■ **WHAT IS BEING ASKED**
Repeat each record below exactly, dropping the pictures.

▬▬▬▬▬▬▬▬▬▬

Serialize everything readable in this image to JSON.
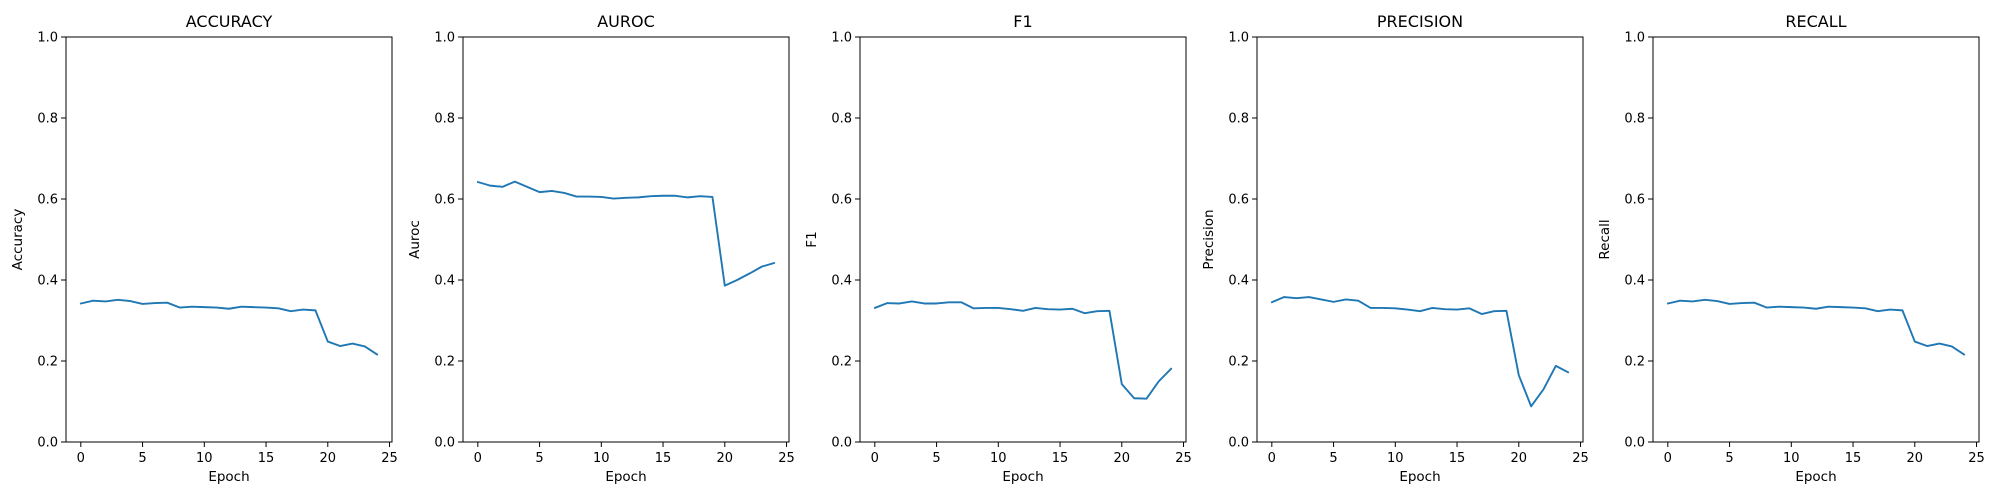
{
  "colors": {
    "series": "#1f77b4",
    "axes": "#000000",
    "background": "#ffffff"
  },
  "chart_data": [
    {
      "type": "line",
      "title": "ACCURACY",
      "xlabel": "Epoch",
      "ylabel": "Accuracy",
      "xlim": [
        -1.2,
        25.2
      ],
      "ylim": [
        0.0,
        1.0
      ],
      "xticks": [
        0,
        5,
        10,
        15,
        20,
        25
      ],
      "yticks": [
        0.0,
        0.2,
        0.4,
        0.6,
        0.8,
        1.0
      ],
      "grid": false,
      "x": [
        0,
        1,
        2,
        3,
        4,
        5,
        6,
        7,
        8,
        9,
        10,
        11,
        12,
        13,
        14,
        15,
        16,
        17,
        18,
        19,
        20,
        21,
        22,
        23,
        24
      ],
      "y": [
        0.342,
        0.349,
        0.347,
        0.351,
        0.348,
        0.341,
        0.343,
        0.344,
        0.332,
        0.334,
        0.333,
        0.332,
        0.329,
        0.334,
        0.333,
        0.332,
        0.33,
        0.323,
        0.327,
        0.325,
        0.248,
        0.237,
        0.243,
        0.236,
        0.216
      ]
    },
    {
      "type": "line",
      "title": "AUROC",
      "xlabel": "Epoch",
      "ylabel": "Auroc",
      "xlim": [
        -1.2,
        25.2
      ],
      "ylim": [
        0.0,
        1.0
      ],
      "xticks": [
        0,
        5,
        10,
        15,
        20,
        25
      ],
      "yticks": [
        0.0,
        0.2,
        0.4,
        0.6,
        0.8,
        1.0
      ],
      "grid": false,
      "x": [
        0,
        1,
        2,
        3,
        4,
        5,
        6,
        7,
        8,
        9,
        10,
        11,
        12,
        13,
        14,
        15,
        16,
        17,
        18,
        19,
        20,
        21,
        22,
        23,
        24
      ],
      "y": [
        0.642,
        0.633,
        0.63,
        0.643,
        0.63,
        0.617,
        0.62,
        0.615,
        0.606,
        0.606,
        0.605,
        0.601,
        0.603,
        0.604,
        0.607,
        0.608,
        0.608,
        0.604,
        0.607,
        0.605,
        0.386,
        0.4,
        0.416,
        0.433,
        0.442
      ]
    },
    {
      "type": "line",
      "title": "F1",
      "xlabel": "Epoch",
      "ylabel": "F1",
      "xlim": [
        -1.2,
        25.2
      ],
      "ylim": [
        0.0,
        1.0
      ],
      "xticks": [
        0,
        5,
        10,
        15,
        20,
        25
      ],
      "yticks": [
        0.0,
        0.2,
        0.4,
        0.6,
        0.8,
        1.0
      ],
      "grid": false,
      "x": [
        0,
        1,
        2,
        3,
        4,
        5,
        6,
        7,
        8,
        9,
        10,
        11,
        12,
        13,
        14,
        15,
        16,
        17,
        18,
        19,
        20,
        21,
        22,
        23,
        24
      ],
      "y": [
        0.331,
        0.343,
        0.342,
        0.347,
        0.342,
        0.342,
        0.345,
        0.345,
        0.33,
        0.331,
        0.331,
        0.328,
        0.324,
        0.331,
        0.328,
        0.327,
        0.329,
        0.318,
        0.323,
        0.324,
        0.143,
        0.108,
        0.107,
        0.15,
        0.181
      ]
    },
    {
      "type": "line",
      "title": "PRECISION",
      "xlabel": "Epoch",
      "ylabel": "Precision",
      "xlim": [
        -1.2,
        25.2
      ],
      "ylim": [
        0.0,
        1.0
      ],
      "xticks": [
        0,
        5,
        10,
        15,
        20,
        25
      ],
      "yticks": [
        0.0,
        0.2,
        0.4,
        0.6,
        0.8,
        1.0
      ],
      "grid": false,
      "x": [
        0,
        1,
        2,
        3,
        4,
        5,
        6,
        7,
        8,
        9,
        10,
        11,
        12,
        13,
        14,
        15,
        16,
        17,
        18,
        19,
        20,
        21,
        22,
        23,
        24
      ],
      "y": [
        0.345,
        0.358,
        0.355,
        0.358,
        0.352,
        0.346,
        0.352,
        0.349,
        0.331,
        0.331,
        0.33,
        0.327,
        0.323,
        0.331,
        0.328,
        0.327,
        0.33,
        0.316,
        0.323,
        0.324,
        0.165,
        0.088,
        0.13,
        0.188,
        0.172
      ]
    },
    {
      "type": "line",
      "title": "RECALL",
      "xlabel": "Epoch",
      "ylabel": "Recall",
      "xlim": [
        -1.2,
        25.2
      ],
      "ylim": [
        0.0,
        1.0
      ],
      "xticks": [
        0,
        5,
        10,
        15,
        20,
        25
      ],
      "yticks": [
        0.0,
        0.2,
        0.4,
        0.6,
        0.8,
        1.0
      ],
      "grid": false,
      "x": [
        0,
        1,
        2,
        3,
        4,
        5,
        6,
        7,
        8,
        9,
        10,
        11,
        12,
        13,
        14,
        15,
        16,
        17,
        18,
        19,
        20,
        21,
        22,
        23,
        24
      ],
      "y": [
        0.342,
        0.349,
        0.347,
        0.351,
        0.348,
        0.341,
        0.343,
        0.344,
        0.332,
        0.334,
        0.333,
        0.332,
        0.329,
        0.334,
        0.333,
        0.332,
        0.33,
        0.323,
        0.327,
        0.325,
        0.248,
        0.237,
        0.243,
        0.236,
        0.216
      ]
    }
  ]
}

▬▬▬▬▬▬▬▬▬▬

■ **OUTPUT BELOW**
Serialize everything readable in this image to JSON.
{
  "colors": {
    "series": "#1f77b4",
    "axes": "#000000",
    "background": "#ffffff"
  },
  "chart_data": [
    {
      "type": "line",
      "title": "ACCURACY",
      "xlabel": "Epoch",
      "ylabel": "Accuracy",
      "xlim": [
        -1.2,
        25.2
      ],
      "ylim": [
        0.0,
        1.0
      ],
      "xticks": [
        0,
        5,
        10,
        15,
        20,
        25
      ],
      "yticks": [
        0.0,
        0.2,
        0.4,
        0.6,
        0.8,
        1.0
      ],
      "grid": false,
      "x": [
        0,
        1,
        2,
        3,
        4,
        5,
        6,
        7,
        8,
        9,
        10,
        11,
        12,
        13,
        14,
        15,
        16,
        17,
        18,
        19,
        20,
        21,
        22,
        23,
        24
      ],
      "y": [
        0.342,
        0.349,
        0.347,
        0.351,
        0.348,
        0.341,
        0.343,
        0.344,
        0.332,
        0.334,
        0.333,
        0.332,
        0.329,
        0.334,
        0.333,
        0.332,
        0.33,
        0.323,
        0.327,
        0.325,
        0.248,
        0.237,
        0.243,
        0.236,
        0.216
      ]
    },
    {
      "type": "line",
      "title": "AUROC",
      "xlabel": "Epoch",
      "ylabel": "Auroc",
      "xlim": [
        -1.2,
        25.2
      ],
      "ylim": [
        0.0,
        1.0
      ],
      "xticks": [
        0,
        5,
        10,
        15,
        20,
        25
      ],
      "yticks": [
        0.0,
        0.2,
        0.4,
        0.6,
        0.8,
        1.0
      ],
      "grid": false,
      "x": [
        0,
        1,
        2,
        3,
        4,
        5,
        6,
        7,
        8,
        9,
        10,
        11,
        12,
        13,
        14,
        15,
        16,
        17,
        18,
        19,
        20,
        21,
        22,
        23,
        24
      ],
      "y": [
        0.642,
        0.633,
        0.63,
        0.643,
        0.63,
        0.617,
        0.62,
        0.615,
        0.606,
        0.606,
        0.605,
        0.601,
        0.603,
        0.604,
        0.607,
        0.608,
        0.608,
        0.604,
        0.607,
        0.605,
        0.386,
        0.4,
        0.416,
        0.433,
        0.442
      ]
    },
    {
      "type": "line",
      "title": "F1",
      "xlabel": "Epoch",
      "ylabel": "F1",
      "xlim": [
        -1.2,
        25.2
      ],
      "ylim": [
        0.0,
        1.0
      ],
      "xticks": [
        0,
        5,
        10,
        15,
        20,
        25
      ],
      "yticks": [
        0.0,
        0.2,
        0.4,
        0.6,
        0.8,
        1.0
      ],
      "grid": false,
      "x": [
        0,
        1,
        2,
        3,
        4,
        5,
        6,
        7,
        8,
        9,
        10,
        11,
        12,
        13,
        14,
        15,
        16,
        17,
        18,
        19,
        20,
        21,
        22,
        23,
        24
      ],
      "y": [
        0.331,
        0.343,
        0.342,
        0.347,
        0.342,
        0.342,
        0.345,
        0.345,
        0.33,
        0.331,
        0.331,
        0.328,
        0.324,
        0.331,
        0.328,
        0.327,
        0.329,
        0.318,
        0.323,
        0.324,
        0.143,
        0.108,
        0.107,
        0.15,
        0.181
      ]
    },
    {
      "type": "line",
      "title": "PRECISION",
      "xlabel": "Epoch",
      "ylabel": "Precision",
      "xlim": [
        -1.2,
        25.2
      ],
      "ylim": [
        0.0,
        1.0
      ],
      "xticks": [
        0,
        5,
        10,
        15,
        20,
        25
      ],
      "yticks": [
        0.0,
        0.2,
        0.4,
        0.6,
        0.8,
        1.0
      ],
      "grid": false,
      "x": [
        0,
        1,
        2,
        3,
        4,
        5,
        6,
        7,
        8,
        9,
        10,
        11,
        12,
        13,
        14,
        15,
        16,
        17,
        18,
        19,
        20,
        21,
        22,
        23,
        24
      ],
      "y": [
        0.345,
        0.358,
        0.355,
        0.358,
        0.352,
        0.346,
        0.352,
        0.349,
        0.331,
        0.331,
        0.33,
        0.327,
        0.323,
        0.331,
        0.328,
        0.327,
        0.33,
        0.316,
        0.323,
        0.324,
        0.165,
        0.088,
        0.13,
        0.188,
        0.172
      ]
    },
    {
      "type": "line",
      "title": "RECALL",
      "xlabel": "Epoch",
      "ylabel": "Recall",
      "xlim": [
        -1.2,
        25.2
      ],
      "ylim": [
        0.0,
        1.0
      ],
      "xticks": [
        0,
        5,
        10,
        15,
        20,
        25
      ],
      "yticks": [
        0.0,
        0.2,
        0.4,
        0.6,
        0.8,
        1.0
      ],
      "grid": false,
      "x": [
        0,
        1,
        2,
        3,
        4,
        5,
        6,
        7,
        8,
        9,
        10,
        11,
        12,
        13,
        14,
        15,
        16,
        17,
        18,
        19,
        20,
        21,
        22,
        23,
        24
      ],
      "y": [
        0.342,
        0.349,
        0.347,
        0.351,
        0.348,
        0.341,
        0.343,
        0.344,
        0.332,
        0.334,
        0.333,
        0.332,
        0.329,
        0.334,
        0.333,
        0.332,
        0.33,
        0.323,
        0.327,
        0.325,
        0.248,
        0.237,
        0.243,
        0.236,
        0.216
      ]
    }
  ]
}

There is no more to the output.